::: EXTRAIT À LIRE
Vous voulez lire un
Lovecraft vraiment mauvais et vraiment ennuyeux ? Choisissez Prisonnier des Pharaons : bâillements garantis (et vous ne risquez pas d'avoir peur avant de vous endormir).
C'est l'histoire d'un type qui s'appelle Harry Houdini (oui oui oui). En fait, la nouvelle a été publiée sous le pseudonyme de Harry Houdini, et l'auteur de la nouvelle, qui en est également le héros, est censé être le véritable Houdini (c'était bien pratique pour un passage que j'évoquerai plus loin, mais ce n'est pas toujours indiqué dans les différentes éditions). Harry s'offre de petites vacances avec sa femme en Égypte et il nous fait profiter de ses impressions de voyage, du genre "Nous avons visité le souk du Caire, c'était chouette, mais pas tant que ça", ou bien "Abou Simbel, c'est super !", ou encore "Quelle grande civilisation que l'Égypte ancienne !" Oui, parce que
Lovecraft était fan des anciennes civilisations, en particulier de l'Égypte et de la Grèce, et donc il ne peut s'empêcher de pérorer sur la majesté de l'Égypte ancienne, sur ses monuments, sur l'Égypte actuelle, ma foi bien décevante, etc., etc. Et ça dure, ça dure, ça dure... Avant de lire cette nouvelle, je ne connaissais pas l'aspect guide touristique de l'oeuvre lovecraftienne, voilà qui est fait. Ça aurait été dommage de passer à côté de ça !
Harry commence à s'ennuyer (mais quand même pas autant que nous), le voilà donc qui décide d'aller se promener à dos de dromadaire et qui loue les services d'un guide local carrément louche, duquel il se méfie, mais qu'il suit quand même à la nuit tombée au pied du Sphinx, le guide louche en question ayant rameuté une bande de potes à lui. Là, il est question... du Sphinx, de la pyramide de Képhren et du fait que Képhren aurait fait retailler le visage de la très très très ancienne statue du Sphinx pour la refaire à son image. Bref, ensuite, croyez-moi ou pas, Harry tombe... non, vous ne devinerez pas ! Il tombe dans un p-i-è-g-e. Bonjour la surprise ! du coup, le voilà tout ligoté, trimballé on ne sait trop où et jeté dans un trou hyper profond. C'est là que s'appeler Houdini s'avère vachement pratique, parce que du coup, notre héros va pouvoir se défaire de ses liens. Bon, bien que ce soit sa grande spécialité, il y met le temps (les liens magiques, ça craint, même pour Houdini), mais enfin, il s'en sort. Après avoir disserté des heures (qui nous semblent des années) en solo sur le Ka et autres sujets religieux ou ésotériques. Enfin, sur le chemin de l'évasion, il se retrouve à espionner les vilains Arabes qui l'ont enlevé, et qui sont quand même plus malins que les habituels pieds-mous qu'on retrouve ici et là chez
Lovecraft (ça nous fait un peu de changement).
::::::
::: DONNÉES D'ENTRÉE
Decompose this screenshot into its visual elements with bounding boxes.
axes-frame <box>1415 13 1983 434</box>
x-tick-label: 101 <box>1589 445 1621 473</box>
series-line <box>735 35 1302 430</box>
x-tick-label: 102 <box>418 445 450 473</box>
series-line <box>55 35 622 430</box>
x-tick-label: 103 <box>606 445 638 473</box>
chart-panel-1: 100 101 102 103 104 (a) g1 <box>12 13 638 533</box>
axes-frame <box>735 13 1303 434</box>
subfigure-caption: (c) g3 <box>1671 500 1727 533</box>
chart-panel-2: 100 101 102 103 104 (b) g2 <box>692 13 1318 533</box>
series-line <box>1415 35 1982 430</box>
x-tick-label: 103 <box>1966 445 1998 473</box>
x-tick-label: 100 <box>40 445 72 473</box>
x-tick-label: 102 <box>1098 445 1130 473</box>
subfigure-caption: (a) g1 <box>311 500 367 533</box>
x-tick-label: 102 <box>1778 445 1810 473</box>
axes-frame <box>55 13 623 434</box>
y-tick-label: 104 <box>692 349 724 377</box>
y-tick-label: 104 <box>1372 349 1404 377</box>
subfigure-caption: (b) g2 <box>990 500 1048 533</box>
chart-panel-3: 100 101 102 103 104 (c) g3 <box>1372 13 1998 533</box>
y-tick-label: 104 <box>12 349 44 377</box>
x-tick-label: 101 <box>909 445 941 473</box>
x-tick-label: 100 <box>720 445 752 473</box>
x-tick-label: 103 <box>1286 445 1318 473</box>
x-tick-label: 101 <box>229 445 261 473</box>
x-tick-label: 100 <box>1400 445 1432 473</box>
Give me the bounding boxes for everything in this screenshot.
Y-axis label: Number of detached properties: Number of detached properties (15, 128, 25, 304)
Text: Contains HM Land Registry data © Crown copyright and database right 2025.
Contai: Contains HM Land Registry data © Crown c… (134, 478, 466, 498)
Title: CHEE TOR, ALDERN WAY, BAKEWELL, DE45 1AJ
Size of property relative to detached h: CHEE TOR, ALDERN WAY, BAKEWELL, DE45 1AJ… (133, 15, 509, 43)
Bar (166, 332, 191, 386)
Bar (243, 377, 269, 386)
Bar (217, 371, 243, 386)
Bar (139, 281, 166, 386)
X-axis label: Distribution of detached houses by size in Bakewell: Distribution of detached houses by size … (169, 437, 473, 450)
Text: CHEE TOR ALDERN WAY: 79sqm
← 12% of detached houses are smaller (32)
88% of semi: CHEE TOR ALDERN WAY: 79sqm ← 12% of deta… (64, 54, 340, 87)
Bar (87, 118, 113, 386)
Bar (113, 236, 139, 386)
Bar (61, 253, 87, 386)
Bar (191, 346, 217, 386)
::::::
-- CONSIGNES --
**1)** Modifiez le passage de la critique de Prisonnier des Pharaons qui commence aux mots « Vous voulez lire » et s'arrête après « de vous endormir). » : reprenez-le en remplaçant « ennuyeux » par « soporifique ».
**2)** Réécrivez sous forme de tableau Markdown les lignes des données d'entrée, depuis la première jusqu'à celle qui contient « axes-frame <box>735 13 1303 434</box> », incluse. Utilisez une colonne « N° » pour le numéro de ligne et une colonne « Ligne » pour son texte, sans reprendre les lignes vides.

-- RÉSULTATS --
**1)**
Vous voulez lire un
Lovecraft vraiment mauvais et vraiment soporifique ? Choisissez Prisonnier des Pharaons : bâillements garantis (et vous ne risquez pas d'avoir peur avant de vous endormir).

**2)**
| N° | Ligne |
|---|---|
| 1 | Decompose this screenshot into its visual elements with bounding boxes. |
| 2 | axes-frame <box>1415 13 1983 434</box> |
| 3 | x-tick-label: 101 <box>1589 445 1621 473</box> |
| 4 | series-line <box>735 35 1302 430</box> |
| 5 | x-tick-label: 102 <box>418 445 450 473</box> |
| 6 | series-line <box>55 35 622 430</box> |
| 7 | x-tick-label: 103 <box>606 445 638 473</box> |
| 8 | chart-panel-1: 100 101 102 103 104 (a) g1 <box>12 13 638 533</box> |
| 9 | axes-frame <box>735 13 1303 434</box> |